▸ **Problem details**
Reproduce every line of the entries below verbatim, without changing any characters.

▸ **Supplied information**

==========

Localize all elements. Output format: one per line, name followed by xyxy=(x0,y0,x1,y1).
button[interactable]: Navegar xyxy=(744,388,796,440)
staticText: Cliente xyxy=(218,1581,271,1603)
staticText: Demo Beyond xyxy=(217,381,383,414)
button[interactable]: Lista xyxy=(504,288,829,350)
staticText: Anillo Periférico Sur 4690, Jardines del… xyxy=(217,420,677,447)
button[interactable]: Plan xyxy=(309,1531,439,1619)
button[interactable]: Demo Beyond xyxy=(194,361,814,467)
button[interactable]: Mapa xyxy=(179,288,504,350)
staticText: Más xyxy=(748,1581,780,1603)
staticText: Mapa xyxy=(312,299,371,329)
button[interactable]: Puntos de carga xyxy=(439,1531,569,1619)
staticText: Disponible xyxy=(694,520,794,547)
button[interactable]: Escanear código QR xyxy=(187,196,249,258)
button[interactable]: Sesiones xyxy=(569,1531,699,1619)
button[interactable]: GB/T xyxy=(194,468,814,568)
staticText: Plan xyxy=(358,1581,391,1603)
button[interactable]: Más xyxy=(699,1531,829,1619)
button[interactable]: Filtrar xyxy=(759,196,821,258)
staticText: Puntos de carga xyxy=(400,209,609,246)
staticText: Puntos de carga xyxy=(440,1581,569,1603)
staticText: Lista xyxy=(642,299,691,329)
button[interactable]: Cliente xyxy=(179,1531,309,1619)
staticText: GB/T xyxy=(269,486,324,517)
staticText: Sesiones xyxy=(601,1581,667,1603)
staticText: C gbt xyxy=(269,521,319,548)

==========

▸ **Written response**
Localize all elements. Output format: one per line, name followed by xyxy=(x0,y0,x1,y1).
button[interactable]: Navegar xyxy=(744,388,796,440)
staticText: Cliente xyxy=(218,1581,271,1603)
staticText: Demo Beyond xyxy=(217,381,383,414)
button[interactable]: Lista xyxy=(504,288,829,350)
staticText: Anillo Periférico Sur 4690, Jardines del… xyxy=(217,420,677,447)
button[interactable]: Plan xyxy=(309,1531,439,1619)
button[interactable]: Demo Beyond xyxy=(194,361,814,467)
button[interactable]: Mapa xyxy=(179,288,504,350)
staticText: Más xyxy=(748,1581,780,1603)
staticText: Mapa xyxy=(312,299,371,329)
button[interactable]: Puntos de carga xyxy=(439,1531,569,1619)
staticText: Disponible xyxy=(694,520,794,547)
button[interactable]: Escanear código QR xyxy=(187,196,249,258)
button[interactable]: Sesiones xyxy=(569,1531,699,1619)
button[interactable]: GB/T xyxy=(194,468,814,568)
staticText: Plan xyxy=(358,1581,391,1603)
button[interactable]: Más xyxy=(699,1531,829,1619)
button[interactable]: Filtrar xyxy=(759,196,821,258)
staticText: Puntos de carga xyxy=(400,209,609,246)
staticText: Puntos de carga xyxy=(440,1581,569,1603)
staticText: Lista xyxy=(642,299,691,329)
button[interactable]: Cliente xyxy=(179,1531,309,1619)
staticText: GB/T xyxy=(269,486,324,517)
staticText: Sesiones xyxy=(601,1581,667,1603)
staticText: C gbt xyxy=(269,521,319,548)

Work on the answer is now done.